*AIM OF THE EXERCISE:* The records below must be transcribed exactly. Do not include the pictures.

[BEGIN]

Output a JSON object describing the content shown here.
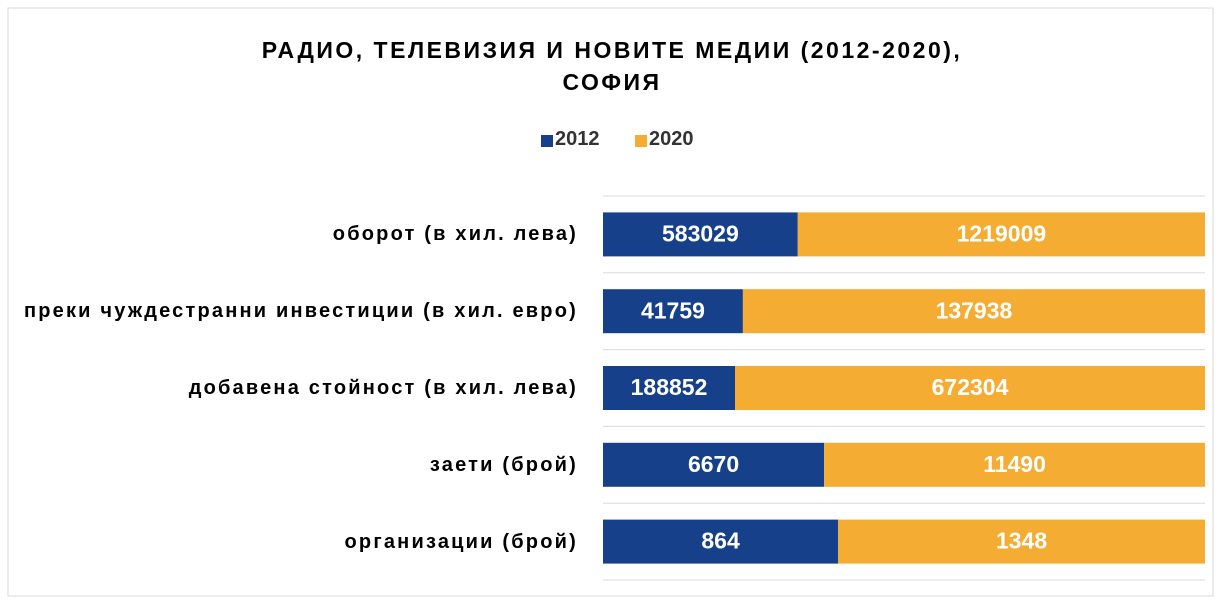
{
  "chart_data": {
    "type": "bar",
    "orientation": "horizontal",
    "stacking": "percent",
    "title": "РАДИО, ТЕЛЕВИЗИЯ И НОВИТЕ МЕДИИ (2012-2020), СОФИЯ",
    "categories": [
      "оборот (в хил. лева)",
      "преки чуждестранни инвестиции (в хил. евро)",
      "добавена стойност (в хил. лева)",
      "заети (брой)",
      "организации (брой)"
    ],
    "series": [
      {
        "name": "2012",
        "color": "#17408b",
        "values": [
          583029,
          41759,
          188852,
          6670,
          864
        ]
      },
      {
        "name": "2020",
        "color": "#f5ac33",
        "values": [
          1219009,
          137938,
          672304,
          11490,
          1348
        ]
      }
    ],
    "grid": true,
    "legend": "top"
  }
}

[END]

*TASK RESULT:*
Output a JSON object describing the content shown here.
{
  "chart_data": {
    "type": "bar",
    "orientation": "horizontal",
    "stacking": "percent",
    "title": "РАДИО, ТЕЛЕВИЗИЯ И НОВИТЕ МЕДИИ (2012-2020), СОФИЯ",
    "categories": [
      "оборот (в хил. лева)",
      "преки чуждестранни инвестиции (в хил. евро)",
      "добавена стойност (в хил. лева)",
      "заети (брой)",
      "организации (брой)"
    ],
    "series": [
      {
        "name": "2012",
        "color": "#17408b",
        "values": [
          583029,
          41759,
          188852,
          6670,
          864
        ]
      },
      {
        "name": "2020",
        "color": "#f5ac33",
        "values": [
          1219009,
          137938,
          672304,
          11490,
          1348
        ]
      }
    ],
    "grid": true,
    "legend": "top"
  }
}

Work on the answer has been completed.